AIM: Each entry here needs to be set down again exactly, please; pictures are left out.

===== RECORDS PROVIDED =====

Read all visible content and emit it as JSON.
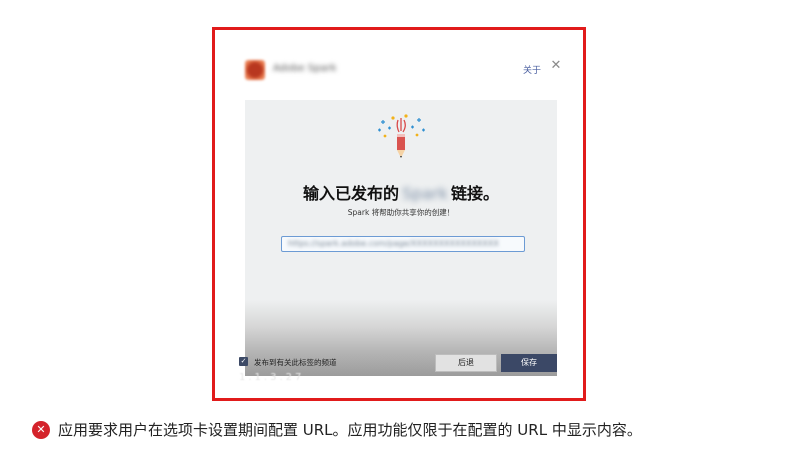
{
  "dialog": {
    "app_name": "Adobe Spark",
    "about_link": "关于",
    "close_glyph": "✕",
    "headline_prefix": "输入已发布的",
    "headline_blurred": "Spark",
    "headline_suffix": "链接。",
    "subline": "Spark 将帮助你共享你的创建！",
    "url_value": "https://spark.adobe.com/page/XXXXXXXXXXXXXXXX",
    "footer": {
      "checkbox_glyph": "✓",
      "checkbox_label": "发布到有关此标签的频道",
      "back_label": "后退",
      "save_label": "保存"
    },
    "ghost_text": "1.1.3.27"
  },
  "caption": {
    "icon_glyph": "✕",
    "text": "应用要求用户在选项卡设置期间配置 URL。应用功能仅限于在配置的 URL 中显示内容。"
  },
  "colors": {
    "frame_border": "#e11b1b",
    "caption_icon": "#d4232b",
    "save_button": "#3b4866"
  }
}
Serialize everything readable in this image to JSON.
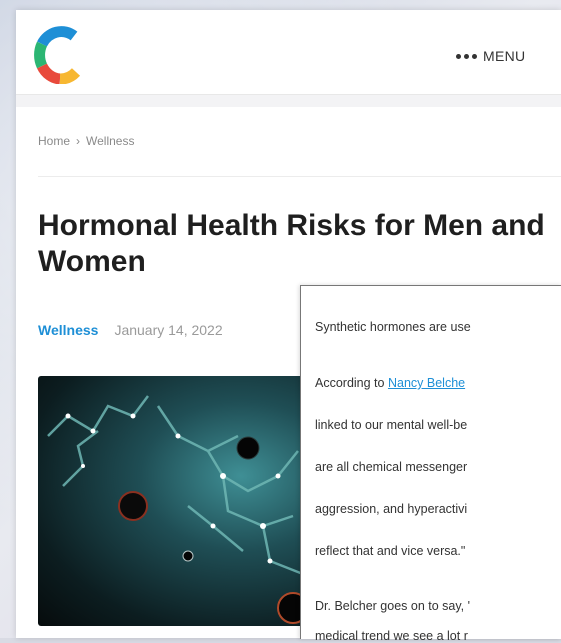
{
  "header": {
    "menu_label": "MENU"
  },
  "breadcrumb": {
    "home": "Home",
    "separator": "›",
    "current": "Wellness"
  },
  "article": {
    "title": "Hormonal Health Risks for Men and Women",
    "category": "Wellness",
    "date": "January 14, 2022"
  },
  "popup": {
    "line1": "Synthetic hormones are use",
    "line2_prefix": "According to ",
    "line2_link": "Nancy Belche",
    "line3": "linked to our mental well-be",
    "line4": "are all chemical messenger",
    "line5": "aggression, and hyperactivi",
    "line6": "reflect that and vice versa.\"",
    "line7": "Dr. Belcher goes on to say, '",
    "line8": "medical trend we see a lot r"
  },
  "colors": {
    "accent": "#1e8fd6",
    "logo_colors": [
      "#1e8fd6",
      "#2bb673",
      "#f7b731",
      "#e84a3c"
    ]
  },
  "icons": {
    "menu": "three-dots-icon",
    "logo": "c-ring-logo"
  }
}
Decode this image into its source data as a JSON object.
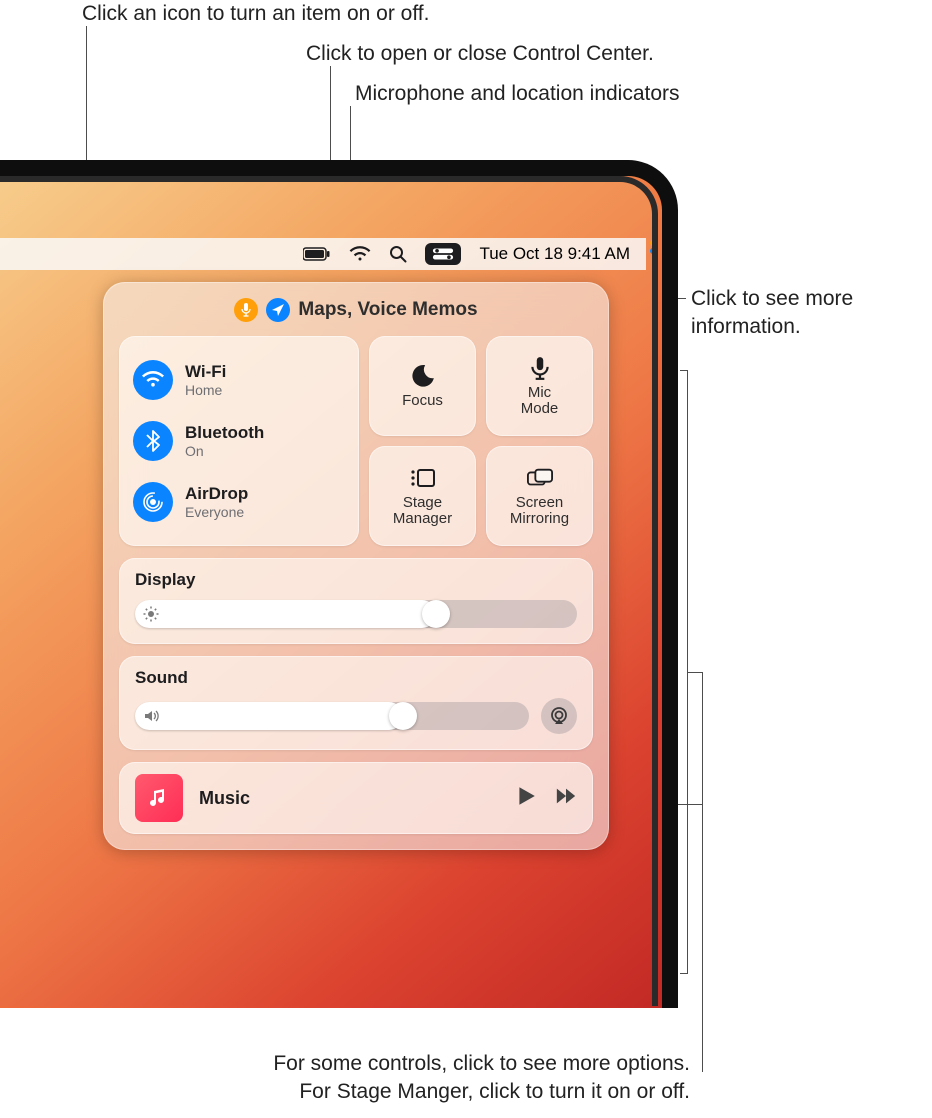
{
  "callouts": {
    "toggle": "Click an icon to turn an item on or off.",
    "open_cc": "Click to open or close Control Center.",
    "indicators": "Microphone and location indicators",
    "more_info_l1": "Click to see more",
    "more_info_l2": "information.",
    "bottom_l1": "For some controls, click to see more options.",
    "bottom_l2": "For Stage Manger, click to turn it on or off."
  },
  "menubar": {
    "datetime": "Tue Oct 18  9:41 AM"
  },
  "privacy": {
    "apps": "Maps, Voice Memos"
  },
  "connectivity": {
    "wifi": {
      "title": "Wi-Fi",
      "sub": "Home"
    },
    "bt": {
      "title": "Bluetooth",
      "sub": "On"
    },
    "airdrop": {
      "title": "AirDrop",
      "sub": "Everyone"
    }
  },
  "tiles": {
    "focus": "Focus",
    "micmode_l1": "Mic",
    "micmode_l2": "Mode",
    "stage_l1": "Stage",
    "stage_l2": "Manager",
    "mirror_l1": "Screen",
    "mirror_l2": "Mirroring"
  },
  "display": {
    "title": "Display",
    "value_pct": 68
  },
  "sound": {
    "title": "Sound",
    "value_pct": 68
  },
  "nowplaying": {
    "app": "Music"
  }
}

=====

FINAL ANSWER:
Read all visible content and emit it as JSON.
{
  "dialog": {
    "app_name": "Adobe Spark",
    "about_link": "关于",
    "close_glyph": "✕",
    "headline_prefix": "输入已发布的",
    "headline_blurred": "Spark",
    "headline_suffix": "链接。",
    "subline": "Spark 将帮助你共享你的创建！",
    "url_value": "https://spark.adobe.com/page/XXXXXXXXXXXXXXXX",
    "footer": {
      "checkbox_glyph": "✓",
      "checkbox_label": "发布到有关此标签的频道",
      "back_label": "后退",
      "save_label": "保存"
    },
    "ghost_text": "1.1.3.27"
  },
  "caption": {
    "icon_glyph": "✕",
    "text": "应用要求用户在选项卡设置期间配置 URL。应用功能仅限于在配置的 URL 中显示内容。"
  },
  "colors": {
    "frame_border": "#e11b1b",
    "caption_icon": "#d4232b",
    "save_button": "#3b4866"
  }
}
Serialize everything readable in this image to JSON.
{
  "header": {
    "menu_label": "MENU"
  },
  "breadcrumb": {
    "home": "Home",
    "separator": "›",
    "current": "Wellness"
  },
  "article": {
    "title": "Hormonal Health Risks for Men and Women",
    "category": "Wellness",
    "date": "January 14, 2022"
  },
  "popup": {
    "line1": "Synthetic hormones are use",
    "line2_prefix": "According to ",
    "line2_link": "Nancy Belche",
    "line3": "linked to our mental well-be",
    "line4": "are all chemical messenger",
    "line5": "aggression, and hyperactivi",
    "line6": "reflect that and vice versa.\"",
    "line7": "Dr. Belcher goes on to say, '",
    "line8": "medical trend we see a lot r"
  },
  "colors": {
    "accent": "#1e8fd6",
    "logo_colors": [
      "#1e8fd6",
      "#2bb673",
      "#f7b731",
      "#e84a3c"
    ]
  },
  "icons": {
    "menu": "three-dots-icon",
    "logo": "c-ring-logo"
  }
}
Decode this image into its source data as a JSON object.
{
  "callouts": {
    "toggle": "Click an icon to turn an item on or off.",
    "open_cc": "Click to open or close Control Center.",
    "indicators": "Microphone and location indicators",
    "more_info_l1": "Click to see more",
    "more_info_l2": "information.",
    "bottom_l1": "For some controls, click to see more options.",
    "bottom_l2": "For Stage Manger, click to turn it on or off."
  },
  "menubar": {
    "datetime": "Tue Oct 18  9:41 AM"
  },
  "privacy": {
    "apps": "Maps, Voice Memos"
  },
  "connectivity": {
    "wifi": {
      "title": "Wi-Fi",
      "sub": "Home"
    },
    "bt": {
      "title": "Bluetooth",
      "sub": "On"
    },
    "airdrop": {
      "title": "AirDrop",
      "sub": "Everyone"
    }
  },
  "tiles": {
    "focus": "Focus",
    "micmode_l1": "Mic",
    "micmode_l2": "Mode",
    "stage_l1": "Stage",
    "stage_l2": "Manager",
    "mirror_l1": "Screen",
    "mirror_l2": "Mirroring"
  },
  "display": {
    "title": "Display",
    "value_pct": 68
  },
  "sound": {
    "title": "Sound",
    "value_pct": 68
  },
  "nowplaying": {
    "app": "Music"
  }
}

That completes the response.